- **SHORT PROBLEM**
Without the pictures, can you quote each line below exactly?

- **GIVEN RECORDS**
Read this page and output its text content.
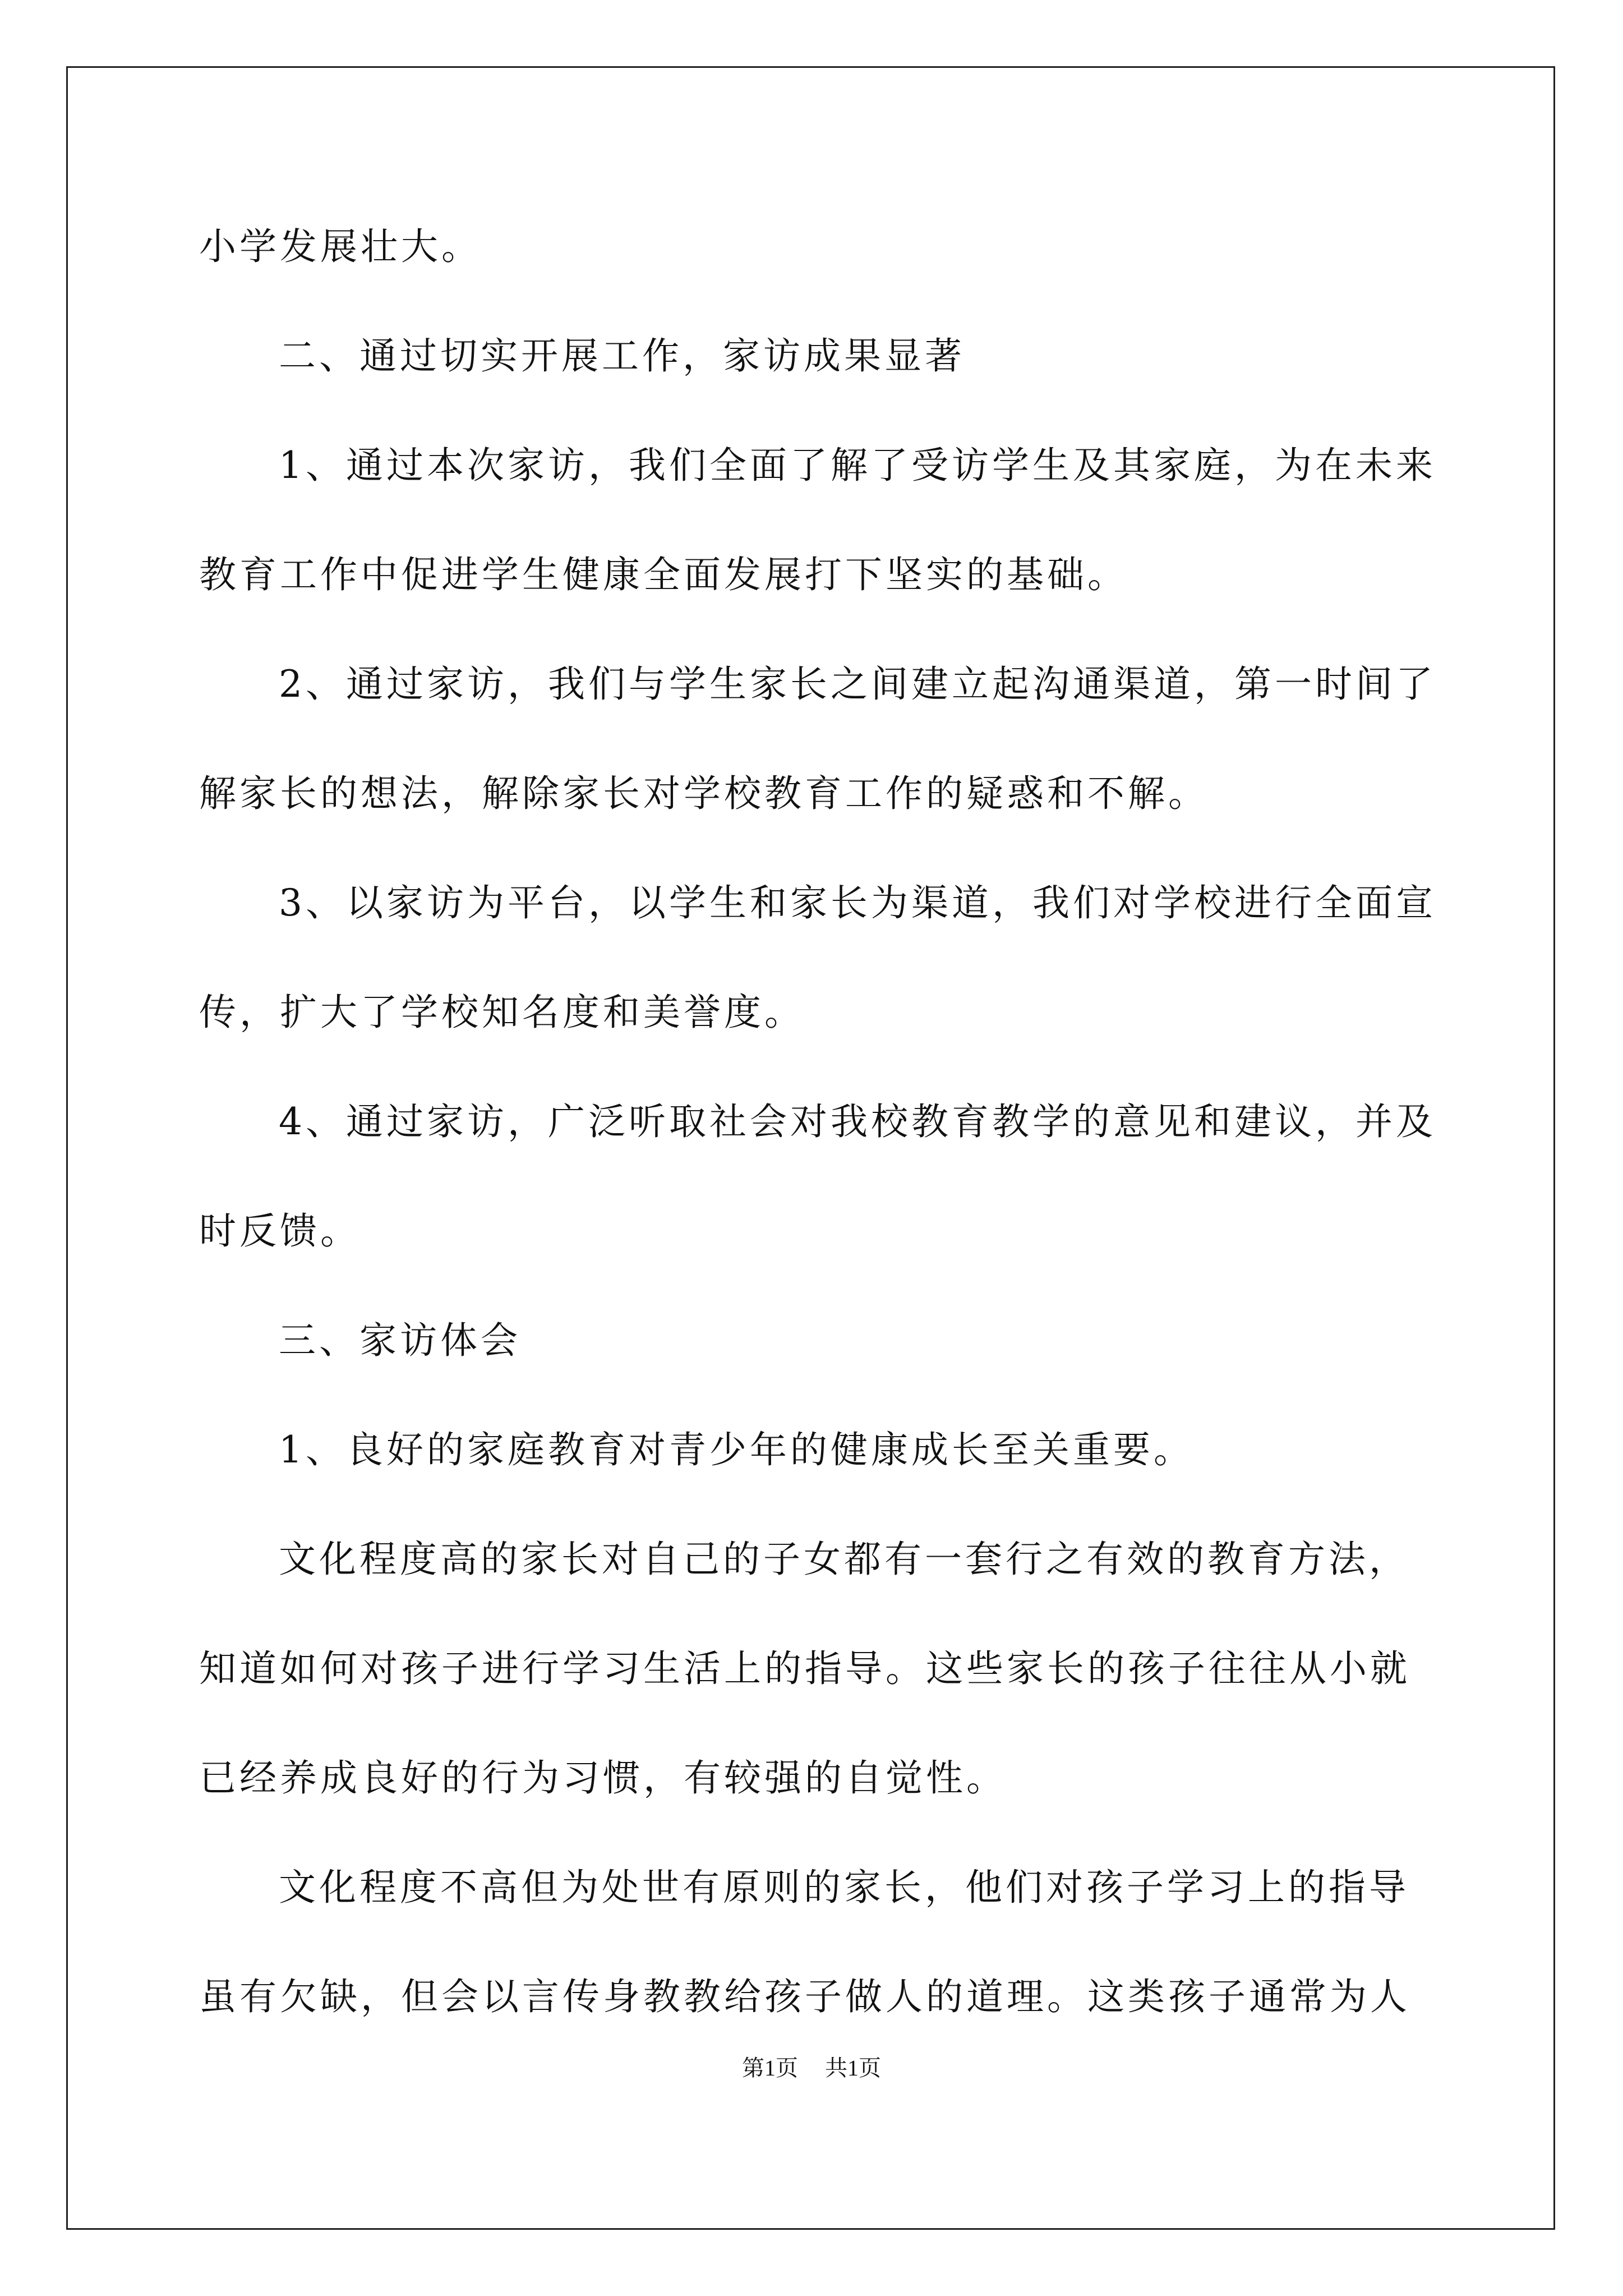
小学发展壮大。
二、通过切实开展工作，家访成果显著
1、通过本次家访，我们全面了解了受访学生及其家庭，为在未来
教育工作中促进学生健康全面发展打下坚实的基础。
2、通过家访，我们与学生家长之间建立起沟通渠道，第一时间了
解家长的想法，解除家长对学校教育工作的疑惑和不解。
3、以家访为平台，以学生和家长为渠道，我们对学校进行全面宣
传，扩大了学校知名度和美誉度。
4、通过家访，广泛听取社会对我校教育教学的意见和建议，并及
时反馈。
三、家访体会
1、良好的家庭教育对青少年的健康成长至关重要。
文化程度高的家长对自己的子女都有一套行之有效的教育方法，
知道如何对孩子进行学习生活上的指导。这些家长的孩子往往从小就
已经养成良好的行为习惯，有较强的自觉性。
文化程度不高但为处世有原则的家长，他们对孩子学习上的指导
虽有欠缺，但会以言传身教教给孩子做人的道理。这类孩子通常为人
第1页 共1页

- **WRITTEN RESPONSE**
Read this page and output its text content.
小学发展壮大。
二、通过切实开展工作，家访成果显著
1、通过本次家访，我们全面了解了受访学生及其家庭，为在未来
教育工作中促进学生健康全面发展打下坚实的基础。
2、通过家访，我们与学生家长之间建立起沟通渠道，第一时间了
解家长的想法，解除家长对学校教育工作的疑惑和不解。
3、以家访为平台，以学生和家长为渠道，我们对学校进行全面宣
传，扩大了学校知名度和美誉度。
4、通过家访，广泛听取社会对我校教育教学的意见和建议，并及
时反馈。
三、家访体会
1、良好的家庭教育对青少年的健康成长至关重要。
文化程度高的家长对自己的子女都有一套行之有效的教育方法，
知道如何对孩子进行学习生活上的指导。这些家长的孩子往往从小就
已经养成良好的行为习惯，有较强的自觉性。
文化程度不高但为处世有原则的家长，他们对孩子学习上的指导
虽有欠缺，但会以言传身教教给孩子做人的道理。这类孩子通常为人
第1页 共1页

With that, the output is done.